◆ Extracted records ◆
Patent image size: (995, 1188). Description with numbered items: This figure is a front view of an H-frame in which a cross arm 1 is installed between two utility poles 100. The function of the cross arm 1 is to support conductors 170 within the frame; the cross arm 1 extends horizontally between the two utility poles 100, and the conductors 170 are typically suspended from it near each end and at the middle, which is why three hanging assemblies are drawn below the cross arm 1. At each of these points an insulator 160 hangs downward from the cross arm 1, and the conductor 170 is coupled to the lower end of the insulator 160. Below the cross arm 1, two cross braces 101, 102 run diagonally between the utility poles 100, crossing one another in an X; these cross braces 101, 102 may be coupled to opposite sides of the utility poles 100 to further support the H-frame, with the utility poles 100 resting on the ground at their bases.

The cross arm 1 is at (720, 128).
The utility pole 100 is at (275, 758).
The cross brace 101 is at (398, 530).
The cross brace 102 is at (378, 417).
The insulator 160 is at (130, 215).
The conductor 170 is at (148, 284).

◆ STATED GOAL ◆
Reproduce every item above word for word, without altering any line.

◆ ANSWER TO THE PROBLEM ◆
Patent image size: (995, 1188). Description with numbered items: This figure is a front view of an H-frame in which a cross arm 1 is installed between two utility poles 100. The function of the cross arm 1 is to support conductors 170 within the frame; the cross arm 1 extends horizontally between the two utility poles 100, and the conductors 170 are typically suspended from it near each end and at the middle, which is why three hanging assemblies are drawn below the cross arm 1. At each of these points an insulator 160 hangs downward from the cross arm 1, and the conductor 170 is coupled to the lower end of the insulator 160. Below the cross arm 1, two cross braces 101, 102 run diagonally between the utility poles 100, crossing one another in an X; these cross braces 101, 102 may be coupled to opposite sides of the utility poles 100 to further support the H-frame, with the utility poles 100 resting on the ground at their bases.

The cross arm 1 is at (720, 128).
The utility pole 100 is at (275, 758).
The cross brace 101 is at (398, 530).
The cross brace 102 is at (378, 417).
The insulator 160 is at (130, 215).
The conductor 170 is at (148, 284).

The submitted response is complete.